◆ **Request**: Identify the lines that contain the string "energy", then copy each of them.

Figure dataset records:
**********

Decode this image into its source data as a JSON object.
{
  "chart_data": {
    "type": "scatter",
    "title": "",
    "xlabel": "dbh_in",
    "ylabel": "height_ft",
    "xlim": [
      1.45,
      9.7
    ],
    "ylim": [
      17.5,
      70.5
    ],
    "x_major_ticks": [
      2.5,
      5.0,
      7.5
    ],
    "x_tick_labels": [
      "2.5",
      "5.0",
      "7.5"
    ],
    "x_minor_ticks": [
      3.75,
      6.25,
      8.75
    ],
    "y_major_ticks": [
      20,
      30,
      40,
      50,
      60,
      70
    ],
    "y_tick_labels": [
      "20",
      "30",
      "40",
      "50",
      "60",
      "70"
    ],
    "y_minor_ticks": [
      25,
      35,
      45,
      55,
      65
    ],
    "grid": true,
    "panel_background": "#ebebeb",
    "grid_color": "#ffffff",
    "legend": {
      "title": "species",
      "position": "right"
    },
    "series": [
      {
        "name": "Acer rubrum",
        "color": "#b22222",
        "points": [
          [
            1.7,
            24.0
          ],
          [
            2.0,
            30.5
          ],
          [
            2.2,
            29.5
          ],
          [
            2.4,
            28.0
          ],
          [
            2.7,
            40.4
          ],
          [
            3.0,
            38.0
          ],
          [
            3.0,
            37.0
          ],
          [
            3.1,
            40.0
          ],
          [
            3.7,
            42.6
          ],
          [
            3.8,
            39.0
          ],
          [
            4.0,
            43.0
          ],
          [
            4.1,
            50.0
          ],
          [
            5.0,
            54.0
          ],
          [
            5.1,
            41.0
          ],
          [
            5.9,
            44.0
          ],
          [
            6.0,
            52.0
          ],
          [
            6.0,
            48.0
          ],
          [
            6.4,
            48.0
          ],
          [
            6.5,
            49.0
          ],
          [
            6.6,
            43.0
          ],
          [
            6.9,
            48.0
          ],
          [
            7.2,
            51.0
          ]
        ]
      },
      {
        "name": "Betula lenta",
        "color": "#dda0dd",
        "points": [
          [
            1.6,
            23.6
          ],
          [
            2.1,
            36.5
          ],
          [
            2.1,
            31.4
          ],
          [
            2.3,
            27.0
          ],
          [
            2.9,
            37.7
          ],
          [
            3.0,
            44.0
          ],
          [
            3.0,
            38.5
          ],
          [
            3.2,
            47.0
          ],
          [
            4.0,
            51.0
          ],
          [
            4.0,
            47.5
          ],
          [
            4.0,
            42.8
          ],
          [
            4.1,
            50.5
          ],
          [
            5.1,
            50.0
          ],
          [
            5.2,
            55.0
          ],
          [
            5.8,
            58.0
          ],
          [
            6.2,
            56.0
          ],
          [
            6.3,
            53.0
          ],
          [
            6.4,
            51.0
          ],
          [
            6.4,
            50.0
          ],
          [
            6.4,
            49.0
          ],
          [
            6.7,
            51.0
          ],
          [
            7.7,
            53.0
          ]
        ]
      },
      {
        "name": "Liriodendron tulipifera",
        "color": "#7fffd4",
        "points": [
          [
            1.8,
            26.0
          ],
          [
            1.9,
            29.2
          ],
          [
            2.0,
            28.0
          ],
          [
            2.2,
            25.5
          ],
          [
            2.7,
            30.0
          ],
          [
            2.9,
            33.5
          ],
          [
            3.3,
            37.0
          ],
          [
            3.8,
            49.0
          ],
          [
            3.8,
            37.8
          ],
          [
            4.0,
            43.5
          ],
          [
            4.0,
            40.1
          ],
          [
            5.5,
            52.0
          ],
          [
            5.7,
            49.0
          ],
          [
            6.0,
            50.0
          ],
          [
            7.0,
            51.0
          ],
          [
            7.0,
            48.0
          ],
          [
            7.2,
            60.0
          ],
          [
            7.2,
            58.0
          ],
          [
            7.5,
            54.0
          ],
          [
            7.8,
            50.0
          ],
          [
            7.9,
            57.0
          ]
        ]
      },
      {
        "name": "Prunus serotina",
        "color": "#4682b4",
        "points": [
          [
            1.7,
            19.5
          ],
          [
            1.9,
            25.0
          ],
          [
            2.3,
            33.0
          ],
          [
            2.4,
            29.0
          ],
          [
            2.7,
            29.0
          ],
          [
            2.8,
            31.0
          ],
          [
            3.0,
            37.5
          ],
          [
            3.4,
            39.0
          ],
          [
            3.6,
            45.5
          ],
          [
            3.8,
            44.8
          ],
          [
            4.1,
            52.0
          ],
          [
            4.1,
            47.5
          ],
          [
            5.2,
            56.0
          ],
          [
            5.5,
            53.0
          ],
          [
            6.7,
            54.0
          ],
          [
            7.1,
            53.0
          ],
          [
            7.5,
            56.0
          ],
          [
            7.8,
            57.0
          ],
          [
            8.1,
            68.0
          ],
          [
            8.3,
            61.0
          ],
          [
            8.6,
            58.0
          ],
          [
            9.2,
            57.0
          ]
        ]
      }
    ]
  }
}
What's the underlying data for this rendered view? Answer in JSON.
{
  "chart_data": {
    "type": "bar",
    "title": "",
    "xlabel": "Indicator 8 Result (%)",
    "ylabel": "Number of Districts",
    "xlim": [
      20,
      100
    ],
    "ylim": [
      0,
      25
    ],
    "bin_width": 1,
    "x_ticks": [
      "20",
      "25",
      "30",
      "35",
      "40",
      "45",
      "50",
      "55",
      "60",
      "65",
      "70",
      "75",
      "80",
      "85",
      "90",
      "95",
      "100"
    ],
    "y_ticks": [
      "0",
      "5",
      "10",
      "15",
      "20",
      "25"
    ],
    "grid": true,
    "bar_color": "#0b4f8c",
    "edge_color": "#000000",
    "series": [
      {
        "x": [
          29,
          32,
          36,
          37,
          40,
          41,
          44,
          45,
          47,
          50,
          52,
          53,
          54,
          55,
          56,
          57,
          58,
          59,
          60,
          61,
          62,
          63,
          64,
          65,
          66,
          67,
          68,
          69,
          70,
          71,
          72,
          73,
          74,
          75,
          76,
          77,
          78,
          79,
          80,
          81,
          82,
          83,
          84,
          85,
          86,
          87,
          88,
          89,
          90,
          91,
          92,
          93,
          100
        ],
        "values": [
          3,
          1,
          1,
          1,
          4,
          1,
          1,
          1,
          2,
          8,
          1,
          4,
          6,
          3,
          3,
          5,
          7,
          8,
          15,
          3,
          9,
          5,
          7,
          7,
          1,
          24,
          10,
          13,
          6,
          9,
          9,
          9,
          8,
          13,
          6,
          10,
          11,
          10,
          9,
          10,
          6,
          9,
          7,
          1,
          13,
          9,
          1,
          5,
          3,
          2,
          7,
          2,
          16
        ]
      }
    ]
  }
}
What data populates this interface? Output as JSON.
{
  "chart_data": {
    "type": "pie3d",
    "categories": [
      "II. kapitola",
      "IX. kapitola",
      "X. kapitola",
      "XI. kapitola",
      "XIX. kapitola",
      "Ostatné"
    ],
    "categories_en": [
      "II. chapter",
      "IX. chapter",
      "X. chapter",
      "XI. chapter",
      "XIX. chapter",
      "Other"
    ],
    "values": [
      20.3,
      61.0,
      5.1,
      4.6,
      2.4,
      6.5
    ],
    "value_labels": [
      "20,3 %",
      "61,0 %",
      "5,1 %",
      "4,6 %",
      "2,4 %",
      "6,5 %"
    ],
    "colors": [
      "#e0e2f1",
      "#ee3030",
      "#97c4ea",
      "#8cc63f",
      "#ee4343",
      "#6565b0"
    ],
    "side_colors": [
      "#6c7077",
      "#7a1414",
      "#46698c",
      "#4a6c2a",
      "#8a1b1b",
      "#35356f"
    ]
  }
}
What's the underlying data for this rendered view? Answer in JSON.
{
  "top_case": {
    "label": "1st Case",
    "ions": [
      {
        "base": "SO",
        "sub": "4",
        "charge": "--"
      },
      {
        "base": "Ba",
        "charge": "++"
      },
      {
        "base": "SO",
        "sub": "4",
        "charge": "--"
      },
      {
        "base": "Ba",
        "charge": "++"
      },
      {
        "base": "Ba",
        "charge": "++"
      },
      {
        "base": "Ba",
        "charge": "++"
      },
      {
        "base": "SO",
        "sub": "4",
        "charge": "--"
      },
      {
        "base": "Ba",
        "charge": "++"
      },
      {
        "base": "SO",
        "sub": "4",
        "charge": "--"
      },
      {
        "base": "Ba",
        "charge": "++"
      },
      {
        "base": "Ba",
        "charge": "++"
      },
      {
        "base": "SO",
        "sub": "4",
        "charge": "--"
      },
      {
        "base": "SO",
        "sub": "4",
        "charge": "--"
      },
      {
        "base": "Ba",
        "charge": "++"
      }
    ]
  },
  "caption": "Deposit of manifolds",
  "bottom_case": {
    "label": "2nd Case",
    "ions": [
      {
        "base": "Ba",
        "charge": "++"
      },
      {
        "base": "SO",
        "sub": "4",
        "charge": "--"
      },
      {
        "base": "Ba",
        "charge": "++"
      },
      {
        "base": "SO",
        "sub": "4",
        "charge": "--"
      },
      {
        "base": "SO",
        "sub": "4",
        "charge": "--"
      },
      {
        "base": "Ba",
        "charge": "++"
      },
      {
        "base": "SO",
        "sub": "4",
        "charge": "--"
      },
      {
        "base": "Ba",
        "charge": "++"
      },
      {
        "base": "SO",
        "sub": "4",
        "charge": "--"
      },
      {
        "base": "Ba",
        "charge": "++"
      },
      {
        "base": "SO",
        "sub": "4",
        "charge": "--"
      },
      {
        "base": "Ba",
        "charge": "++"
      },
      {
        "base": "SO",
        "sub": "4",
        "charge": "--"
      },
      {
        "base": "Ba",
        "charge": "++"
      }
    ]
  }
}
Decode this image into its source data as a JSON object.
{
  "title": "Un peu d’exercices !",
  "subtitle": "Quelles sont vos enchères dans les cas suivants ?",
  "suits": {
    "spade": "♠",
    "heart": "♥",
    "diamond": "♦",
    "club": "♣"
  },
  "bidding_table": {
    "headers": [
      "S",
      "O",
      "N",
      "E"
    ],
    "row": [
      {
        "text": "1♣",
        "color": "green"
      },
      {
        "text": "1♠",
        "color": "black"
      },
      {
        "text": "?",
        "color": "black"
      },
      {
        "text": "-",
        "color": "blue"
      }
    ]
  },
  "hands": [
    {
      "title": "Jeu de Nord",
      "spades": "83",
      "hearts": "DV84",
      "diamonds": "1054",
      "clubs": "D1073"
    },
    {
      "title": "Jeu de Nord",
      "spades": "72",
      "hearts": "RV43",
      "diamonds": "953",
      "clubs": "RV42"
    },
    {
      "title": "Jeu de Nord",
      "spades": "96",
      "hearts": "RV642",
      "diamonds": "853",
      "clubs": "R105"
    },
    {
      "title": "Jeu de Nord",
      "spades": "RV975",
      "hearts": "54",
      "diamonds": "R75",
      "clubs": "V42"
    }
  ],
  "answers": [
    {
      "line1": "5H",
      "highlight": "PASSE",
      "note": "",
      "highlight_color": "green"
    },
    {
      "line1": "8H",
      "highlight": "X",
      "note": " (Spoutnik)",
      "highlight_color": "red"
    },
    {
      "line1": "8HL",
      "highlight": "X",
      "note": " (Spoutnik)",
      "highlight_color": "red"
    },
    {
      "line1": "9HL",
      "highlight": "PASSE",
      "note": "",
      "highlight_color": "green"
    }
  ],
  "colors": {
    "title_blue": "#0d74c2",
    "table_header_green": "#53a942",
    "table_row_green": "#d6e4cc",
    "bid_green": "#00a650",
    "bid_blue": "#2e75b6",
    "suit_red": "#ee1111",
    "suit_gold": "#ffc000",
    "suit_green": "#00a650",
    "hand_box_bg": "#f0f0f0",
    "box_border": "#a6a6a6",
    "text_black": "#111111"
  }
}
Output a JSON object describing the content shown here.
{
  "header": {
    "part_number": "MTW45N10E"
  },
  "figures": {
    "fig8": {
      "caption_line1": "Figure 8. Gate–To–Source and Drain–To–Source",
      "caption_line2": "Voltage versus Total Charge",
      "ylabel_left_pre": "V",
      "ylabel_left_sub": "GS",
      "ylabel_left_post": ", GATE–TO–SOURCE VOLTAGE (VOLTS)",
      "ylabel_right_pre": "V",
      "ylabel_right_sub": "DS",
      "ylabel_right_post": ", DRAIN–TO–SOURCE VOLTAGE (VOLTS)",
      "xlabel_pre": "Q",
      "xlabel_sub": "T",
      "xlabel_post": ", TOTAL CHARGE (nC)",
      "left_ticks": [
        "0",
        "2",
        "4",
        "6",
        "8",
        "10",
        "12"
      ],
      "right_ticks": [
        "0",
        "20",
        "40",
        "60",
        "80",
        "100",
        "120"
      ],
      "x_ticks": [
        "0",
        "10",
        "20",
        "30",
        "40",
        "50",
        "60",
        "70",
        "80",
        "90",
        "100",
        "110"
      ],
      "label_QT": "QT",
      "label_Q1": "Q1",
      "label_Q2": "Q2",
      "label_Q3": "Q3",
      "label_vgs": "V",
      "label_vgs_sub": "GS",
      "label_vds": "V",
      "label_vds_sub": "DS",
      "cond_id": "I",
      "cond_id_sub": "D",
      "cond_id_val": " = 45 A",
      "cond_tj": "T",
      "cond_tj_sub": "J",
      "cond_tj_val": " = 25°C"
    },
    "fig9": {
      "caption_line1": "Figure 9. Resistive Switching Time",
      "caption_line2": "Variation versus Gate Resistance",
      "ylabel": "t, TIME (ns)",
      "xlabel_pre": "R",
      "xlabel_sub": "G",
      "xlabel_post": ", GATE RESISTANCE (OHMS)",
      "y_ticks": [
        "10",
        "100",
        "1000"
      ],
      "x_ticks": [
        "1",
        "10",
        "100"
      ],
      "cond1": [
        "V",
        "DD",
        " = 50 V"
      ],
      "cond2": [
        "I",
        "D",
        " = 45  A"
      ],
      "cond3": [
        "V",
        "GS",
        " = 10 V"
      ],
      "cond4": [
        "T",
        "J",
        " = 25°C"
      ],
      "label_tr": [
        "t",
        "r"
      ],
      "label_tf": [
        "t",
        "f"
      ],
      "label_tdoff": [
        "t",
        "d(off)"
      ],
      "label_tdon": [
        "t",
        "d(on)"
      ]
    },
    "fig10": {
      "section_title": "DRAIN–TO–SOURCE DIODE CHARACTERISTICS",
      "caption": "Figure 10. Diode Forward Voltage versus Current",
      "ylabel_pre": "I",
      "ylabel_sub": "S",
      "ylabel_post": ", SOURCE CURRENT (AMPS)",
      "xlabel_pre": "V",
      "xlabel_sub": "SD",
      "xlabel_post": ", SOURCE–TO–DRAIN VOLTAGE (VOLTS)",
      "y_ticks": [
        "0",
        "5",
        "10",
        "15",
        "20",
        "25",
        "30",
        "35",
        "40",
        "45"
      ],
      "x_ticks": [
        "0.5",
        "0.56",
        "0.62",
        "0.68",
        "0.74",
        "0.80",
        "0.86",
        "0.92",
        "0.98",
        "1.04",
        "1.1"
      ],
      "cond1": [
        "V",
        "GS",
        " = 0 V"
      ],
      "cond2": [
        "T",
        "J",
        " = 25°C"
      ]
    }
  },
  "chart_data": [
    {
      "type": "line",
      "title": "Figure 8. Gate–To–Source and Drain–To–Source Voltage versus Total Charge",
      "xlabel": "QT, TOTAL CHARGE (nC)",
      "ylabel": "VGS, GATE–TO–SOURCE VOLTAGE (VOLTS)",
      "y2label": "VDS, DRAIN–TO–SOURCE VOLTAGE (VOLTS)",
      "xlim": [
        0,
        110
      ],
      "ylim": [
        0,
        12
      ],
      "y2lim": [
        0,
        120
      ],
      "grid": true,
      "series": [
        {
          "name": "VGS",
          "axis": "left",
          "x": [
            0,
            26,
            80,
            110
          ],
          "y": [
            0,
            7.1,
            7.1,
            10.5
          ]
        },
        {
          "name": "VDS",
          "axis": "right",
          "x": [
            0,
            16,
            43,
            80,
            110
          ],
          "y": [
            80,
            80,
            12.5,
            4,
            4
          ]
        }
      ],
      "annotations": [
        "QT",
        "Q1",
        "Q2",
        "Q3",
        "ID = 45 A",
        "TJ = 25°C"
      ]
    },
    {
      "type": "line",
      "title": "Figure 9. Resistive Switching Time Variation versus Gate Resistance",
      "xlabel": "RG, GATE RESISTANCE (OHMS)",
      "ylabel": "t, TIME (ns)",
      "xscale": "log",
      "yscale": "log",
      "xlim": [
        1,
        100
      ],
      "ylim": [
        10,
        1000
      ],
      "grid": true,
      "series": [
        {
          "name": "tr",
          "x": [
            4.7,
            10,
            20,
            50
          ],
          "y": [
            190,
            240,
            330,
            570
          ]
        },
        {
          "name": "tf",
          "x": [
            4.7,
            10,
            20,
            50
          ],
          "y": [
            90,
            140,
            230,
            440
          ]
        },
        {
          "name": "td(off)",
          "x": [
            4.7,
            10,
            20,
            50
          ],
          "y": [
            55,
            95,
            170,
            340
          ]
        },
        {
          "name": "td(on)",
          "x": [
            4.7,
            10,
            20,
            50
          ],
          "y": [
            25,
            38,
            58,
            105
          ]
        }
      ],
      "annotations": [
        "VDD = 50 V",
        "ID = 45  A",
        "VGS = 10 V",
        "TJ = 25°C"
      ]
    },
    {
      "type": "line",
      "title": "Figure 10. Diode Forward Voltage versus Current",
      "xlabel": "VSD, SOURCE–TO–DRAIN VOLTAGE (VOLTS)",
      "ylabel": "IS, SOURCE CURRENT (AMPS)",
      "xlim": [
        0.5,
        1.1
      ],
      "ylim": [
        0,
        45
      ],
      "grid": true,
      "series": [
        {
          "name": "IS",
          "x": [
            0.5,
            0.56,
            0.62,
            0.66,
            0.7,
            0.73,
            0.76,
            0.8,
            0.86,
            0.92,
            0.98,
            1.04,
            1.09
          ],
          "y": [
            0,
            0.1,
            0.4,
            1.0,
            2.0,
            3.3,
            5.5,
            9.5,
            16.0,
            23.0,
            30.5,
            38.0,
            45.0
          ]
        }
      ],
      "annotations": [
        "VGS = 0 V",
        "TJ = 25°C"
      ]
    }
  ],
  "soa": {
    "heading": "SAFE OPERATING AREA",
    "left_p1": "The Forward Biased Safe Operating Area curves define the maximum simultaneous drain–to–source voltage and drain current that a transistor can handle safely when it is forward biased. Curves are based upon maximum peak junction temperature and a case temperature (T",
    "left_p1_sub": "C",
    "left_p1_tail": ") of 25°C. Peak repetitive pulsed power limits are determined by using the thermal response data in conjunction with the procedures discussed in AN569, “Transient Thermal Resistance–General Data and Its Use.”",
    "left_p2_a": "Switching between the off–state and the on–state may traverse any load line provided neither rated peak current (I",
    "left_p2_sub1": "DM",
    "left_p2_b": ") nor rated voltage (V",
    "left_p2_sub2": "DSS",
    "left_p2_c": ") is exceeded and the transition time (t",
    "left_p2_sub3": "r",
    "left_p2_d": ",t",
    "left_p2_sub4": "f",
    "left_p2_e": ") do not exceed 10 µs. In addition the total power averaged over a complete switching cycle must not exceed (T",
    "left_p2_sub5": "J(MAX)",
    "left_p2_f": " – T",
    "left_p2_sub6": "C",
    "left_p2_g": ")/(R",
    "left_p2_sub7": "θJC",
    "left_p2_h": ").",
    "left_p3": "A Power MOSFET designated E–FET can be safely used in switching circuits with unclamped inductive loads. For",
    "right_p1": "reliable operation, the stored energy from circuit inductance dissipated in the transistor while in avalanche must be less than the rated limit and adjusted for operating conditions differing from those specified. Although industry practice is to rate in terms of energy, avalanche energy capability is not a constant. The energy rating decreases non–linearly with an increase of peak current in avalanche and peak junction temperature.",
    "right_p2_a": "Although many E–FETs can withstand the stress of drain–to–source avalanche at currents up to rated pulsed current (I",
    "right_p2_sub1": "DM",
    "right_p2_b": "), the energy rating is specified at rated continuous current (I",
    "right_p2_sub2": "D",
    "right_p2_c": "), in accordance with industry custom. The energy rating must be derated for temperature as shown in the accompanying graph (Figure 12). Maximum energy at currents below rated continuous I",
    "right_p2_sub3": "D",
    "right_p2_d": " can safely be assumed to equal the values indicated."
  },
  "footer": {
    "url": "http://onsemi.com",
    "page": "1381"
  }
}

**********

◆ **Solution**:
    "right_p1": "reliable operation, the stored energy from circuit inductance dissipated in the transistor while in avalanche must be less than the rated limit and adjusted for operating conditions differing from those specified. Although industry practice is to rate in terms of energy, avalanche energy capability is not a constant. The energy rating decreases non–linearly with an increase of peak current in avalanche and peak junction temperature.",
    "right_p2_b": "), the energy rating is specified at rated continuous current (I",
    "right_p2_c": "), in accordance with industry custom. The energy rating must be derated for temperature as shown in the accompanying graph (Figure 12). Maximum energy at currents below rated continuous I",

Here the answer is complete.